— begin RECORD EXTRACTS —
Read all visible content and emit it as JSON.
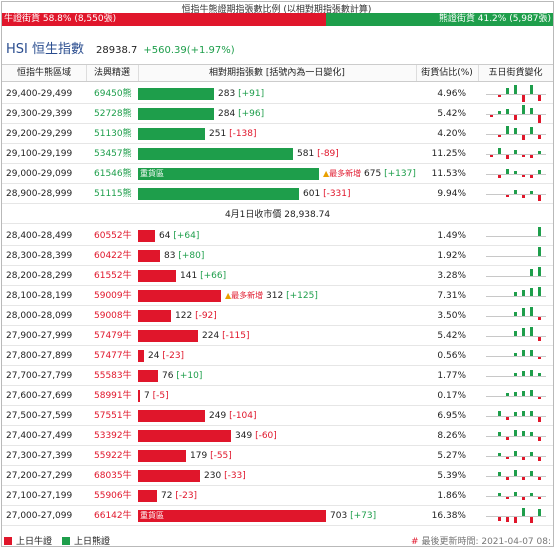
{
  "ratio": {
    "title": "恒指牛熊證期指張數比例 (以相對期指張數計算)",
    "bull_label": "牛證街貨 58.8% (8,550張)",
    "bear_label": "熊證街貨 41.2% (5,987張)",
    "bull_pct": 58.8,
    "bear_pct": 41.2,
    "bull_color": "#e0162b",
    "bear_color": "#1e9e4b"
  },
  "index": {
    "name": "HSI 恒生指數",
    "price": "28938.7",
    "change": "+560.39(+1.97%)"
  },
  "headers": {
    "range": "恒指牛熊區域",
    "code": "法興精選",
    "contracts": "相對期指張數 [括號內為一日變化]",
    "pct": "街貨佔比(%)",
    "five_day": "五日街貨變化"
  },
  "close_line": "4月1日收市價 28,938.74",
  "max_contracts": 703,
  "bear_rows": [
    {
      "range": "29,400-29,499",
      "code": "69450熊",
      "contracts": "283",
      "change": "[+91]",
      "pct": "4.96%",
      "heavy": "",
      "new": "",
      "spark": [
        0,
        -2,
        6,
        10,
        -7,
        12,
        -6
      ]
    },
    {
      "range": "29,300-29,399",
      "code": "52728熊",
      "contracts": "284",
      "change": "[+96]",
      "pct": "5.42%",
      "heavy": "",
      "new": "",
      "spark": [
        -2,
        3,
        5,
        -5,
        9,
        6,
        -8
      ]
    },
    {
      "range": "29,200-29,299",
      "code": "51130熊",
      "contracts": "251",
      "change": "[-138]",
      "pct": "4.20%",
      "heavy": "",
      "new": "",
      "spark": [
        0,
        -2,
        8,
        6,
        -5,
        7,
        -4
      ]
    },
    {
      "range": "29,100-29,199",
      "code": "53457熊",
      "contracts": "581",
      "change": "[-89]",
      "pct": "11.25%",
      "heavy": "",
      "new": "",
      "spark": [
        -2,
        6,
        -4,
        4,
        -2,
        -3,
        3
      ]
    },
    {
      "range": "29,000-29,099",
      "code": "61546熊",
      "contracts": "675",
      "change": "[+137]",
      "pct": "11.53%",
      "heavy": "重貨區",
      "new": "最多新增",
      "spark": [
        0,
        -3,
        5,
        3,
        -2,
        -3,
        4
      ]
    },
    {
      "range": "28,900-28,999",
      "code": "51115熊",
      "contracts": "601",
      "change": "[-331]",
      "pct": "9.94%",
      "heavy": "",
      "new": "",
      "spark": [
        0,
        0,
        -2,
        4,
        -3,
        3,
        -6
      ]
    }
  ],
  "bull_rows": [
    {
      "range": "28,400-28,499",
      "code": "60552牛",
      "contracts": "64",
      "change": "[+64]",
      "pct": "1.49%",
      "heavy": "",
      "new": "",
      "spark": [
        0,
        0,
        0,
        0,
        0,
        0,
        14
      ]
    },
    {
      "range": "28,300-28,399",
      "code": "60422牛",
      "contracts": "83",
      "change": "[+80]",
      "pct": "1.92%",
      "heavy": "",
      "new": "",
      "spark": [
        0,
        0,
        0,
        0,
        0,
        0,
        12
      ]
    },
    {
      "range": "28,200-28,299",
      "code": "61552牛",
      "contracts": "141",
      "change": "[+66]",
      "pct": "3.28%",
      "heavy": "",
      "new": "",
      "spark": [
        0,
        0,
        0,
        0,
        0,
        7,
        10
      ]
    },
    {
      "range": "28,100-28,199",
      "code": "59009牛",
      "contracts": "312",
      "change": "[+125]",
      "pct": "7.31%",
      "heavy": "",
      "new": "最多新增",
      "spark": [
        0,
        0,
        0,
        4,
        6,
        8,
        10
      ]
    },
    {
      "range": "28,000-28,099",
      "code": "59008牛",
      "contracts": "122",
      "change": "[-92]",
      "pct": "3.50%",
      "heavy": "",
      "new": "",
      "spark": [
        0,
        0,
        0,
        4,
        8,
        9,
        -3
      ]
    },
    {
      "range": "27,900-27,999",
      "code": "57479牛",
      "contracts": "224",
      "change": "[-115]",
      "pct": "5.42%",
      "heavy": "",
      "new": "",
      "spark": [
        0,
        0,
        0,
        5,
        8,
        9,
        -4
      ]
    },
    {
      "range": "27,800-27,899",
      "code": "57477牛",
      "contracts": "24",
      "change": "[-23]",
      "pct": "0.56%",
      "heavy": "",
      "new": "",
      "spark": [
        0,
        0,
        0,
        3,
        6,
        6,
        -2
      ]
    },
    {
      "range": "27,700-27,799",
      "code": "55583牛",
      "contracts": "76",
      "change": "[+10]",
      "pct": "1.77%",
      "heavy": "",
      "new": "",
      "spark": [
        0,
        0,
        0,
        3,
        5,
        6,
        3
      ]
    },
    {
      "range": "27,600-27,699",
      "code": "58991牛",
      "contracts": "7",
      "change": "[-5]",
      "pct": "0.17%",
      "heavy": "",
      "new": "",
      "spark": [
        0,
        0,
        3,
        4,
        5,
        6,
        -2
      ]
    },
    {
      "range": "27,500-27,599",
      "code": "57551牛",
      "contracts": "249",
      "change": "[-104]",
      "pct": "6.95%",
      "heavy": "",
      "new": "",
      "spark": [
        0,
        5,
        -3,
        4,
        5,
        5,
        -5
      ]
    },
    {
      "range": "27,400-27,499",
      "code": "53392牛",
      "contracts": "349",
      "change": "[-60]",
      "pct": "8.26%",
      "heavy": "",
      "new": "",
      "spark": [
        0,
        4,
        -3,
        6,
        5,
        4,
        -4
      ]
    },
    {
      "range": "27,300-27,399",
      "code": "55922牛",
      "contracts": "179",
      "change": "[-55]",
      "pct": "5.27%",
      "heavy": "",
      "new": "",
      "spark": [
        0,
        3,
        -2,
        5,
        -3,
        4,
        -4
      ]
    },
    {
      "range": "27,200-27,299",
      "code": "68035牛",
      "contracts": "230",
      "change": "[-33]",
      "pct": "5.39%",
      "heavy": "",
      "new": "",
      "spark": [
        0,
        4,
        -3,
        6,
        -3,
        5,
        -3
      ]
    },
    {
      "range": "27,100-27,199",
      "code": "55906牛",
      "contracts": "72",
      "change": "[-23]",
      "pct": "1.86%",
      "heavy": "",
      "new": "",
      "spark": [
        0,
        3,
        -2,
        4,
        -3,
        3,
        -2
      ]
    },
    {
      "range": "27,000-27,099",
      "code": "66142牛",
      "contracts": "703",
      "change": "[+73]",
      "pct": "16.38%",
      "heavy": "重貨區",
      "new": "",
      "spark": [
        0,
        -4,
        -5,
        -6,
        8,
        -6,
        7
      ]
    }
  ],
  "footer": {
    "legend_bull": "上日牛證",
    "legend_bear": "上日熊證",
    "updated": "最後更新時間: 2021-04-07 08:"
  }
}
— end RECORD EXTRACTS —
— begin RECORD EXTRACTS —
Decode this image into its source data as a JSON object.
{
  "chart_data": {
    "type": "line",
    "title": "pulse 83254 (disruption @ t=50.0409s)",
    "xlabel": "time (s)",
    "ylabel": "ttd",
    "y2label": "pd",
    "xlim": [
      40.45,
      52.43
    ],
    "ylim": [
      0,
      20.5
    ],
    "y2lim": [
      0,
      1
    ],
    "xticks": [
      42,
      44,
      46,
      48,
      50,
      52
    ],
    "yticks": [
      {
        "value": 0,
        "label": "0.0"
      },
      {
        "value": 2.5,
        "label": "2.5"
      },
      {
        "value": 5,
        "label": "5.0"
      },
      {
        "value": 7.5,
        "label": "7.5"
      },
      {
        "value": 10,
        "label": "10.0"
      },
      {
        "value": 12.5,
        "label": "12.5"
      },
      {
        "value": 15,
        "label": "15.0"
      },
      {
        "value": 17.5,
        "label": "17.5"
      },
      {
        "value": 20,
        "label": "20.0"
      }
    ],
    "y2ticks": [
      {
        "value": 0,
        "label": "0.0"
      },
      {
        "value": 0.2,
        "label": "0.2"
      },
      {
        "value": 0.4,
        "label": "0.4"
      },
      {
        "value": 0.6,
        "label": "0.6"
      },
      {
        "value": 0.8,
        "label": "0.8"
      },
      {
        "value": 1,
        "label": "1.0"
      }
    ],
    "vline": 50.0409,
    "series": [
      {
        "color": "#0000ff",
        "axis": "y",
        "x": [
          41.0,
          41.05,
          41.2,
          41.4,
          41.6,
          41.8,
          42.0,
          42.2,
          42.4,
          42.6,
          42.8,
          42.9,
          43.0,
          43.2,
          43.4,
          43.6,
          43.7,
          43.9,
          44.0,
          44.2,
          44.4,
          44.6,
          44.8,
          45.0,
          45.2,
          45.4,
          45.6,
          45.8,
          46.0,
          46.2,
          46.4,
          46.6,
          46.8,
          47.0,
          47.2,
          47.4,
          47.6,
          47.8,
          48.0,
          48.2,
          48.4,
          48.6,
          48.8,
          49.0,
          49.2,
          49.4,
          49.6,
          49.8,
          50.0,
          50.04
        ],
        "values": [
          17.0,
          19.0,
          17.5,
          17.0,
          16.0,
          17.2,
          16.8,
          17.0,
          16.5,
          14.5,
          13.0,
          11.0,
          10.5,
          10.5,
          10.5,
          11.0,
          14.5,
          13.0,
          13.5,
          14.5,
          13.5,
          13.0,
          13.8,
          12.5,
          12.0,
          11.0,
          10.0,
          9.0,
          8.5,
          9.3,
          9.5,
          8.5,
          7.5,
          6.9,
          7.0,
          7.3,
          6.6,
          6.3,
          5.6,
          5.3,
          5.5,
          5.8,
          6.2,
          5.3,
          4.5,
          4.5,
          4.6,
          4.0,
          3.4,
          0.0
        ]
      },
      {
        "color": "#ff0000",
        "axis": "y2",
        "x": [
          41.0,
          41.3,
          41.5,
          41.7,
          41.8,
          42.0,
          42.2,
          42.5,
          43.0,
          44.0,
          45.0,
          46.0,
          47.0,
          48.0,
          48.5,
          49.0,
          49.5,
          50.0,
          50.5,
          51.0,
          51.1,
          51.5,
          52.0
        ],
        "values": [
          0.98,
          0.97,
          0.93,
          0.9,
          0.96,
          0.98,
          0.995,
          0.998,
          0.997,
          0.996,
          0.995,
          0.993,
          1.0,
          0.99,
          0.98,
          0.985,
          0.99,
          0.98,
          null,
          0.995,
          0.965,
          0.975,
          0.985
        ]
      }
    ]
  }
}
— end RECORD EXTRACTS —
> WHAT IS ASKED: Each line of the material that holds the string "title" counts once; give the total alone.

> RESULT OF THIS TASK: 2